JOB: Produce a word-for-word copy of the listing below without its pictures.

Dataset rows
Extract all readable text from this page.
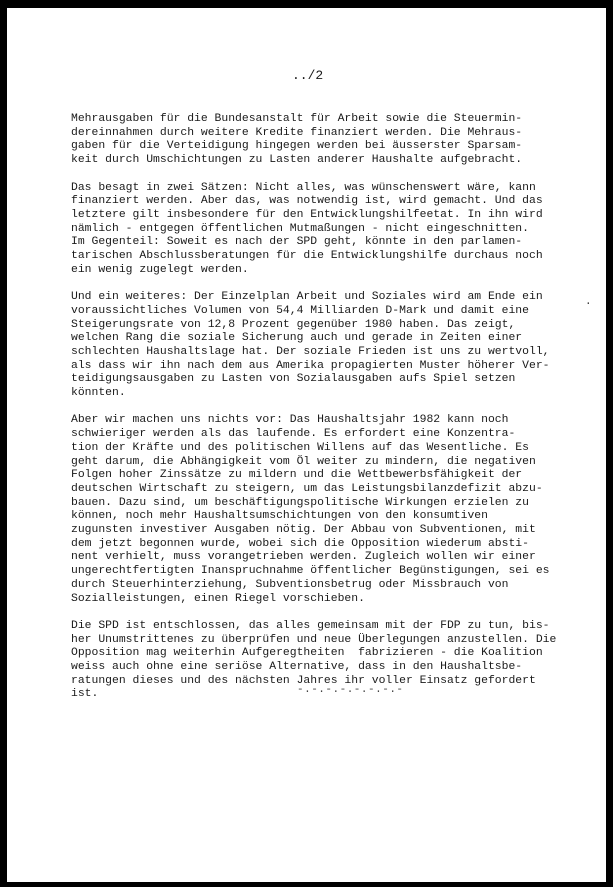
../2

.
Mehrausgaben für die Bundesanstalt für Arbeit sowie die Steuermin-
dereinnahmen durch weitere Kredite finanziert werden. Die Mehraus-
gaben für die Verteidigung hingegen werden bei äusserster Sparsam-
keit durch Umschichtungen zu Lasten anderer Haushalte aufgebracht.
Das besagt in zwei Sätzen: Nicht alles, was wünschenswert wäre, kann
finanziert werden. Aber das, was notwendig ist, wird gemacht. Und das
letztere gilt insbesondere für den Entwicklungshilfeetat. In ihn wird
nämlich - entgegen öffentlichen Mutmaßungen - nicht eingeschnitten.
Im Gegenteil: Soweit es nach der SPD geht, könnte in den parlamen-
tarischen Abschlussberatungen für die Entwicklungshilfe durchaus noch
ein wenig zugelegt werden.
Und ein weiteres: Der Einzelplan Arbeit und Soziales wird am Ende ein
voraussichtliches Volumen von 54,4 Milliarden D-Mark und damit eine
Steigerungsrate von 12,8 Prozent gegenüber 1980 haben. Das zeigt,
welchen Rang die soziale Sicherung auch und gerade in Zeiten einer
schlechten Haushaltslage hat. Der soziale Frieden ist uns zu wertvoll,
als dass wir ihn nach dem aus Amerika propagierten Muster höherer Ver-
teidigungsausgaben zu Lasten von Sozialausgaben aufs Spiel setzen
könnten.
Aber wir machen uns nichts vor: Das Haushaltsjahr 1982 kann noch
schwieriger werden als das laufende. Es erfordert eine Konzentra-
tion der Kräfte und des politischen Willens auf das Wesentliche. Es
geht darum, die Abhängigkeit vom Öl weiter zu mindern, die negativen
Folgen hoher Zinssätze zu mildern und die Wettbewerbsfähigkeit der
deutschen Wirtschaft zu steigern, um das Leistungsbilanzdefizit abzu-
bauen. Dazu sind, um beschäftigungspolitische Wirkungen erzielen zu
können, noch mehr Haushaltsumschichtungen von den konsumtiven
zugunsten investiver Ausgaben nötig. Der Abbau von Subventionen, mit
dem jetzt begonnen wurde, wobei sich die Opposition wiederum absti-
nent verhielt, muss vorangetrieben werden. Zugleich wollen wir einer
ungerechtfertigten Inanspruchnahme öffentlicher Begünstigungen, sei es
durch Steuerhinterziehung, Subventionsbetrug oder Missbrauch von
Sozialleistungen, einen Riegel vorschieben.
Die SPD ist entschlossen, das alles gemeinsam mit der FDP zu tun, bis-
her Unumstrittenes zu überprüfen und neue Überlegungen anzustellen. Die
Opposition mag weiterhin Aufgeregtheiten  fabrizieren - die Koalition
weiss auch ohne eine seriöse Alternative, dass in den Haushaltsbe-
ratungen dieses und des nächsten Jahres ihr voller Einsatz gefordert
ist.	-.-.-.-.-.-.-.-
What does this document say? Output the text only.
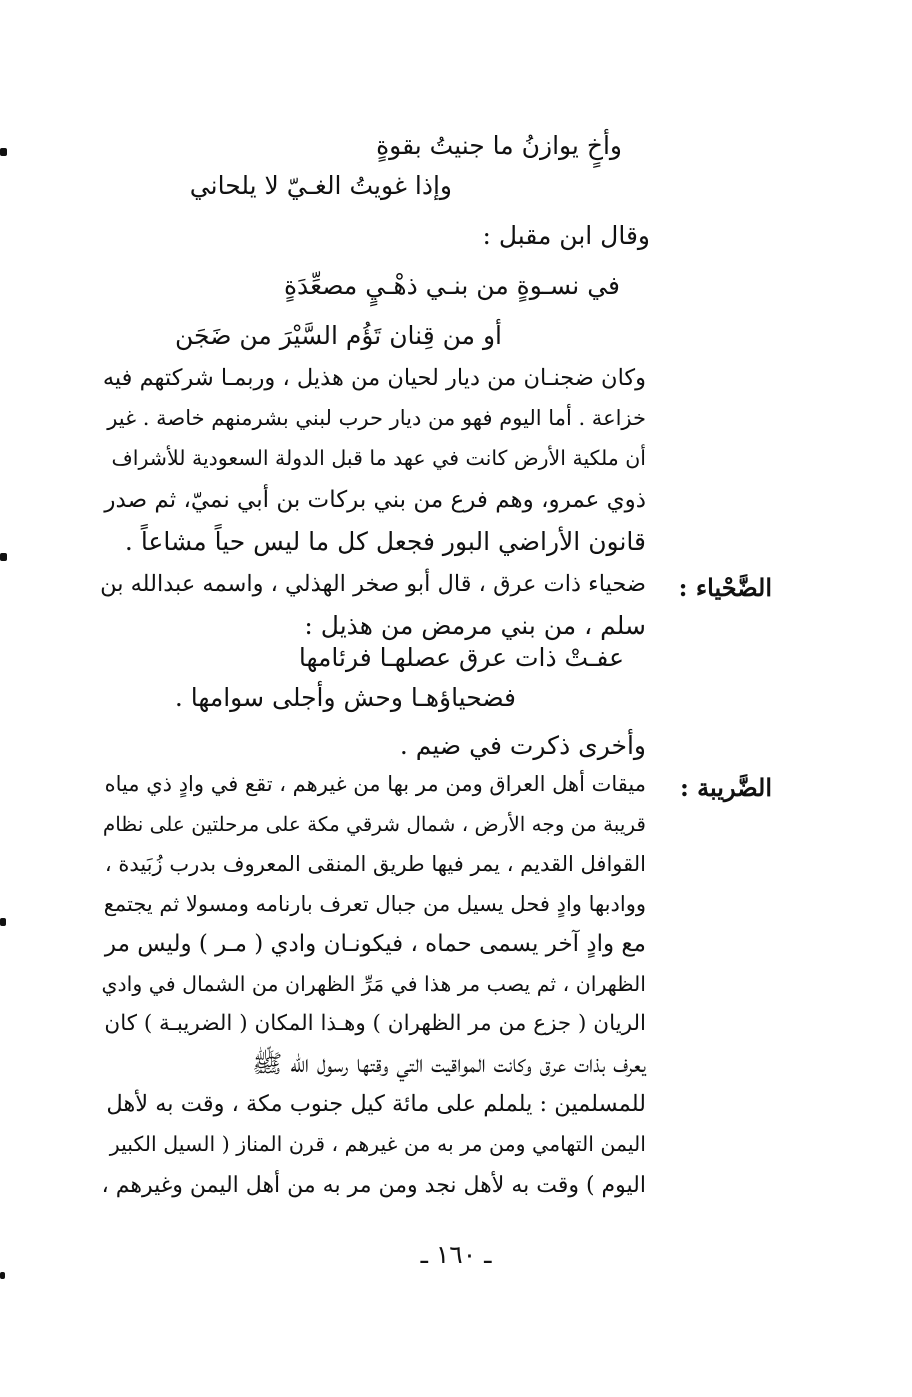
وأخٍ يوازنُ ما جنيتُ بقوةٍ

وإذا غويتُ الغـيّ لا يلحاني

وقال ابن مقبل :

في نسـوةٍ من بنـي ذهْـيٍ مصعِّدَةٍ

أو من قِنان تَؤُم السَّيْرَ من ضَجَن

وكان ضجنـان من ديار لحيان من هذيل ، وربمـا شركتهم فيه

خزاعة . أما اليوم فهو من ديار حرب لبني بشرمنهم خاصة . غير

أن ملكية الأرض كانت في عهد ما قبل الدولة السعودية للأشراف

ذوي عمرو، وهم فرع من بني بركات بن أبي نميّ، ثم صدر

قانون الأراضي البور فجعل كل ما ليس حياً مشاعاً .

الضَّحْياء :

ضحياء ذات عرق ، قال أبو صخر الهذلي ، واسمه عبدالله بن

سلم ، من بني مرمض من هذيل :

عفـتْ ذات عرق عصلهـا فرئامها

فضحياؤهـا وحش وأجلى سوامها .

وأخرى ذكرت في ضيم .

الضَّريبة :

ميقات أهل العراق ومن مر بها من غيرهم ، تقع في وادٍ ذي مياه

قريبة من وجه الأرض ، شمال شرقي مكة على مرحلتين على نظام

القوافل القديم ، يمر فيها طريق المنقى المعروف بدرب زُبَيدة ،

ووادبها وادٍ فحل يسيل من جبال تعرف بارنامه ومسولا ثم يجتمع

مع وادٍ آخر يسمى حماه ، فيكونـان وادي ( مـر ) وليس مر

الظهران ، ثم يصب مر هذا في مَرِّ الظهران من الشمال في وادي

الريان ( جزع من مر الظهران ) وهـذا المكان ( الضريبـة ) كان

يعرف بذات عرق وكانت المواقيت التي وقتها رسول الله ﷺ

للمسلمين : يلملم على مائة كيل جنوب مكة ، وقت به لأهل

اليمن التهامي ومن مر به من غيرهم ، قرن المناز ( السيل الكبير

اليوم ) وقت به لأهل نجد ومن مر به من أهل اليمن وغيرهم ،

ـ ١٦٠ ـ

OUTPUT FOR THIS TASK:
Extract all readable text from this page.
../2

.
Mehrausgaben für die Bundesanstalt für Arbeit sowie die Steuermin-
dereinnahmen durch weitere Kredite finanziert werden. Die Mehraus-
gaben für die Verteidigung hingegen werden bei äusserster Sparsam-
keit durch Umschichtungen zu Lasten anderer Haushalte aufgebracht.
Das besagt in zwei Sätzen: Nicht alles, was wünschenswert wäre, kann
finanziert werden. Aber das, was notwendig ist, wird gemacht. Und das
letztere gilt insbesondere für den Entwicklungshilfeetat. In ihn wird
nämlich - entgegen öffentlichen Mutmaßungen - nicht eingeschnitten.
Im Gegenteil: Soweit es nach der SPD geht, könnte in den parlamen-
tarischen Abschlussberatungen für die Entwicklungshilfe durchaus noch
ein wenig zugelegt werden.
Und ein weiteres: Der Einzelplan Arbeit und Soziales wird am Ende ein
voraussichtliches Volumen von 54,4 Milliarden D-Mark und damit eine
Steigerungsrate von 12,8 Prozent gegenüber 1980 haben. Das zeigt,
welchen Rang die soziale Sicherung auch und gerade in Zeiten einer
schlechten Haushaltslage hat. Der soziale Frieden ist uns zu wertvoll,
als dass wir ihn nach dem aus Amerika propagierten Muster höherer Ver-
teidigungsausgaben zu Lasten von Sozialausgaben aufs Spiel setzen
könnten.
Aber wir machen uns nichts vor: Das Haushaltsjahr 1982 kann noch
schwieriger werden als das laufende. Es erfordert eine Konzentra-
tion der Kräfte und des politischen Willens auf das Wesentliche. Es
geht darum, die Abhängigkeit vom Öl weiter zu mindern, die negativen
Folgen hoher Zinssätze zu mildern und die Wettbewerbsfähigkeit der
deutschen Wirtschaft zu steigern, um das Leistungsbilanzdefizit abzu-
bauen. Dazu sind, um beschäftigungspolitische Wirkungen erzielen zu
können, noch mehr Haushaltsumschichtungen von den konsumtiven
zugunsten investiver Ausgaben nötig. Der Abbau von Subventionen, mit
dem jetzt begonnen wurde, wobei sich die Opposition wiederum absti-
nent verhielt, muss vorangetrieben werden. Zugleich wollen wir einer
ungerechtfertigten Inanspruchnahme öffentlicher Begünstigungen, sei es
durch Steuerhinterziehung, Subventionsbetrug oder Missbrauch von
Sozialleistungen, einen Riegel vorschieben.
Die SPD ist entschlossen, das alles gemeinsam mit der FDP zu tun, bis-
her Unumstrittenes zu überprüfen und neue Überlegungen anzustellen. Die
Opposition mag weiterhin Aufgeregtheiten  fabrizieren - die Koalition
weiss auch ohne eine seriöse Alternative, dass in den Haushaltsbe-
ratungen dieses und des nächsten Jahres ihr voller Einsatz gefordert
ist.	-.-.-.-.-.-.-.-
What does this document say? Output the text only.
وأخٍ يوازنُ ما جنيتُ بقوةٍ

وإذا غويتُ الغـيّ لا يلحاني

وقال ابن مقبل :

في نسـوةٍ من بنـي ذهْـيٍ مصعِّدَةٍ

أو من قِنان تَؤُم السَّيْرَ من ضَجَن

وكان ضجنـان من ديار لحيان من هذيل ، وربمـا شركتهم فيه

خزاعة . أما اليوم فهو من ديار حرب لبني بشرمنهم خاصة . غير

أن ملكية الأرض كانت في عهد ما قبل الدولة السعودية للأشراف

ذوي عمرو، وهم فرع من بني بركات بن أبي نميّ، ثم صدر

قانون الأراضي البور فجعل كل ما ليس حياً مشاعاً .

الضَّحْياء :

ضحياء ذات عرق ، قال أبو صخر الهذلي ، واسمه عبدالله بن

سلم ، من بني مرمض من هذيل :

عفـتْ ذات عرق عصلهـا فرئامها

فضحياؤهـا وحش وأجلى سوامها .

وأخرى ذكرت في ضيم .

الضَّريبة :

ميقات أهل العراق ومن مر بها من غيرهم ، تقع في وادٍ ذي مياه

قريبة من وجه الأرض ، شمال شرقي مكة على مرحلتين على نظام

القوافل القديم ، يمر فيها طريق المنقى المعروف بدرب زُبَيدة ،

ووادبها وادٍ فحل يسيل من جبال تعرف بارنامه ومسولا ثم يجتمع

مع وادٍ آخر يسمى حماه ، فيكونـان وادي ( مـر ) وليس مر

الظهران ، ثم يصب مر هذا في مَرِّ الظهران من الشمال في وادي

الريان ( جزع من مر الظهران ) وهـذا المكان ( الضريبـة ) كان

يعرف بذات عرق وكانت المواقيت التي وقتها رسول الله ﷺ

للمسلمين : يلملم على مائة كيل جنوب مكة ، وقت به لأهل

اليمن التهامي ومن مر به من غيرهم ، قرن المناز ( السيل الكبير

اليوم ) وقت به لأهل نجد ومن مر به من أهل اليمن وغيرهم ،

ـ ١٦٠ ـ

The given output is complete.